» Exercise task
Reproduce the listing below from its first line down through the line containing "Point [853,168,876,182]", replacing "Point" with "Marker" each time and leaving everything else unchanged.

--- BEGIN Stored records ---

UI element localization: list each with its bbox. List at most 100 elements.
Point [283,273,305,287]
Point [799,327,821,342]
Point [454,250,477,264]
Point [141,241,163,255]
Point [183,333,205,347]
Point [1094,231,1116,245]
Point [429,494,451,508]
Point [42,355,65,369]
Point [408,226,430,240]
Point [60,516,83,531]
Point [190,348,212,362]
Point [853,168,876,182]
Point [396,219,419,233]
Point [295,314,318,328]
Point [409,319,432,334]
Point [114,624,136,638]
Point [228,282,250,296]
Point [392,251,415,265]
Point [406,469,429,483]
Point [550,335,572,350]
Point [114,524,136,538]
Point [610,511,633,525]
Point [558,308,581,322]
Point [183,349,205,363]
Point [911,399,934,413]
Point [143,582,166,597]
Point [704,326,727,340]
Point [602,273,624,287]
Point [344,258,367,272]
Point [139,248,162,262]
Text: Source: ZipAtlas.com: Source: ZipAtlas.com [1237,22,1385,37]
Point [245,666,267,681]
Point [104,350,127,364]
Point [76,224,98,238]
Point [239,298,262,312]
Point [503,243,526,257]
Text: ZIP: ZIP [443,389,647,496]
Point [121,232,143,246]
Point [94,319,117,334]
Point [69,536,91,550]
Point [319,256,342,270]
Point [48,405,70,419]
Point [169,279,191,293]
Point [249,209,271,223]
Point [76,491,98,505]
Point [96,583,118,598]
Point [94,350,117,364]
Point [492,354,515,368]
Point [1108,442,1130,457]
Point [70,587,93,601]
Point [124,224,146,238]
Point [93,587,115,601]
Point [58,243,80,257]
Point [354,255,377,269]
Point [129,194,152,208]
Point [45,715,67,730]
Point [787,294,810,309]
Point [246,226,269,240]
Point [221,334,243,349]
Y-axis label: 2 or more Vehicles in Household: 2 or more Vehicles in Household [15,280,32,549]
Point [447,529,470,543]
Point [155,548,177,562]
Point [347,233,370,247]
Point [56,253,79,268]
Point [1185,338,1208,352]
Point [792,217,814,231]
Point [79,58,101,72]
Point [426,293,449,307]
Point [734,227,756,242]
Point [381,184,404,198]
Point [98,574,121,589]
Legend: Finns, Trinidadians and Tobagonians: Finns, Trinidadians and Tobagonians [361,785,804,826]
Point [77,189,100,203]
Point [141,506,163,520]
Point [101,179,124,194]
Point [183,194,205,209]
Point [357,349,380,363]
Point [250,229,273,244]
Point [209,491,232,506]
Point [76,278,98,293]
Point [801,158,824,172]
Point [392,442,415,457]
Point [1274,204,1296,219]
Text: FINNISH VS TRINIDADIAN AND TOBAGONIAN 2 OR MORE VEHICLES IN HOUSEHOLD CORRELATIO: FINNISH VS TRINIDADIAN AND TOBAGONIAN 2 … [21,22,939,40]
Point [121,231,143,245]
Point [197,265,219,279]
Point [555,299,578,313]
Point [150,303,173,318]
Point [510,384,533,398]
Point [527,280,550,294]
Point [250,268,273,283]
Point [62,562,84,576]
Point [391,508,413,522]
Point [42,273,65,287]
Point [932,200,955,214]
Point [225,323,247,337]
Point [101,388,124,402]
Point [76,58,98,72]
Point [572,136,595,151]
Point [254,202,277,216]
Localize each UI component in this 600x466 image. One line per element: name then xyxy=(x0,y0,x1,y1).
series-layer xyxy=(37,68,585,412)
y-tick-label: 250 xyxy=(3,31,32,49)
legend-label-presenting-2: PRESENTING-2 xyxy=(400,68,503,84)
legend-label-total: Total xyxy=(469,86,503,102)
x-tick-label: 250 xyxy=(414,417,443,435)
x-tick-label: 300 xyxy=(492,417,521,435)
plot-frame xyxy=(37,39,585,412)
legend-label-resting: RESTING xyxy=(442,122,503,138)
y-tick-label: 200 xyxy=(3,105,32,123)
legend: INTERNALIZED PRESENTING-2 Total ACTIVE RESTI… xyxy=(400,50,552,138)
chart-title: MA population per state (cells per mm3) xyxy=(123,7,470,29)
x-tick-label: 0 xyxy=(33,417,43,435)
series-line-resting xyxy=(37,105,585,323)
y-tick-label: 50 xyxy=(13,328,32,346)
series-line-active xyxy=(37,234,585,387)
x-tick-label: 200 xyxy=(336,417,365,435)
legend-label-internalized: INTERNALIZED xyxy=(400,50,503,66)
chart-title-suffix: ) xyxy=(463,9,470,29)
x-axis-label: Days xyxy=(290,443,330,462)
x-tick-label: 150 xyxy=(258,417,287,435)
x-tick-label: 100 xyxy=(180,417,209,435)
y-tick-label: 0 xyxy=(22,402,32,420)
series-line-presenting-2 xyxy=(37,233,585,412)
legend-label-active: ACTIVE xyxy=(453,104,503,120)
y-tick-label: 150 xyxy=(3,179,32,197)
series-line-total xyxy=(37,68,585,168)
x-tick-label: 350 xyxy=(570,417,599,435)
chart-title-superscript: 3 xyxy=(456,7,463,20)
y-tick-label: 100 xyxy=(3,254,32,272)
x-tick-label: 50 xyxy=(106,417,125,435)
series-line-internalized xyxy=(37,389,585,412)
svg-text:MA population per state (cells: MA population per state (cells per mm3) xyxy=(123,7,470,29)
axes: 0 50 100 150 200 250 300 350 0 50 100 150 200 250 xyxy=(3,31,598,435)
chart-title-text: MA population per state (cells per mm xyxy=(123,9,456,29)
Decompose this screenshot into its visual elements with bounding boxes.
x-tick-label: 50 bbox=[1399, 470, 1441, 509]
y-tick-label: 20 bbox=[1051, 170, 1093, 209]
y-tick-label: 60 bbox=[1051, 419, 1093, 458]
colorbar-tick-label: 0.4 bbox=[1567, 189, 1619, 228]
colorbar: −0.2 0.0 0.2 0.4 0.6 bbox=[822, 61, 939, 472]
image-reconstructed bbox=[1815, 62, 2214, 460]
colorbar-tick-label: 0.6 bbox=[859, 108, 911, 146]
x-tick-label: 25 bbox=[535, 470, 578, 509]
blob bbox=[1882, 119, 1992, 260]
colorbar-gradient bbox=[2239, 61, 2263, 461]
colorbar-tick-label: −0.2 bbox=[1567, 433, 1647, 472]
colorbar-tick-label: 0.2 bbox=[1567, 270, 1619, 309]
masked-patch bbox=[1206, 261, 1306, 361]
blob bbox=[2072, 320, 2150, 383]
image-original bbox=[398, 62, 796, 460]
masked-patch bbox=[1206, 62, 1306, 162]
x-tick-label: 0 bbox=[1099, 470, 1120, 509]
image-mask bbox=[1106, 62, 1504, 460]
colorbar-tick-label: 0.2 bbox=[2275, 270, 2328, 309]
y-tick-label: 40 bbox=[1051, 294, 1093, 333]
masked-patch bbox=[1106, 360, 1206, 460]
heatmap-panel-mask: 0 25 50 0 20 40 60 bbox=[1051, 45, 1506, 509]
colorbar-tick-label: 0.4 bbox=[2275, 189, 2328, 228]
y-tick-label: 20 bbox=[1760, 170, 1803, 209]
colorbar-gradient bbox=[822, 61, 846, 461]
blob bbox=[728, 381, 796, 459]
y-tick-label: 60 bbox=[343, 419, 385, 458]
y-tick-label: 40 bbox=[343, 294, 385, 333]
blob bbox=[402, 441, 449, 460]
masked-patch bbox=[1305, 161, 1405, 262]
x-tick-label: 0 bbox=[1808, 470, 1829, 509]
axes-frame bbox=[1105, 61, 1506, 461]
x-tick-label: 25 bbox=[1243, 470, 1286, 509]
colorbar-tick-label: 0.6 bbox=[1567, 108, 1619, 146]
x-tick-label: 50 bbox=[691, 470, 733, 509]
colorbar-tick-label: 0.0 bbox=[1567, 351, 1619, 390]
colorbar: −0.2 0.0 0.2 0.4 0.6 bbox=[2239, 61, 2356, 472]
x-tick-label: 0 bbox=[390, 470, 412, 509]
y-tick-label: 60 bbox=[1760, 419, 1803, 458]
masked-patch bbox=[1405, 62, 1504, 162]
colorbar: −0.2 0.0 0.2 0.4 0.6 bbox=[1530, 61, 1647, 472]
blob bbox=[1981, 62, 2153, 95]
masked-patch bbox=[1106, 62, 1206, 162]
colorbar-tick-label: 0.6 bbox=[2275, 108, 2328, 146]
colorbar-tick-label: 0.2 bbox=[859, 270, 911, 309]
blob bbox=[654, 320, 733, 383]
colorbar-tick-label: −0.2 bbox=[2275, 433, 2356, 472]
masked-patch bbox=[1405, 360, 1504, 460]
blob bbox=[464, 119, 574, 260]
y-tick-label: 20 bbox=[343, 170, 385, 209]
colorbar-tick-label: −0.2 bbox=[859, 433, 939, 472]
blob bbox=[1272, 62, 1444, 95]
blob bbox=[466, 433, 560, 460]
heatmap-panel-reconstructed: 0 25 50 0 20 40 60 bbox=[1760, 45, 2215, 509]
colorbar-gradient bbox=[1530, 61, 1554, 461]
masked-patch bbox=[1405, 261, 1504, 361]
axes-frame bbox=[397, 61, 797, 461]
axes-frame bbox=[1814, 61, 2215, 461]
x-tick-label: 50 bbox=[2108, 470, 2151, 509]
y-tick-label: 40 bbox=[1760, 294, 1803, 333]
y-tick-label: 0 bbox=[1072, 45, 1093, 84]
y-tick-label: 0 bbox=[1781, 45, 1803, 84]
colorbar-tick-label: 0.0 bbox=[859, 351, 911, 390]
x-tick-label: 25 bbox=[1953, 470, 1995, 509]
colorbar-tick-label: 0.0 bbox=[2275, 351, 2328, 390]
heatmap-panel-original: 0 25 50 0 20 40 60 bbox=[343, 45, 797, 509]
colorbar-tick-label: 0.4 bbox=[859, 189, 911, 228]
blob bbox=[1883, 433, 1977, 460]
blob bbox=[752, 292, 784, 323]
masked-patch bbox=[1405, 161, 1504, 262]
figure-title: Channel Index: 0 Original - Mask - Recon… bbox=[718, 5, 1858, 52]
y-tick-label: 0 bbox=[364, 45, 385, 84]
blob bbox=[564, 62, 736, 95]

--- END Stored records ---

» Finished exercise
UI element localization: list each with its bbox. List at most 100 elements.
Marker [283,273,305,287]
Marker [799,327,821,342]
Marker [454,250,477,264]
Marker [141,241,163,255]
Marker [183,333,205,347]
Marker [1094,231,1116,245]
Marker [429,494,451,508]
Marker [42,355,65,369]
Marker [408,226,430,240]
Marker [60,516,83,531]
Marker [190,348,212,362]
Marker [853,168,876,182]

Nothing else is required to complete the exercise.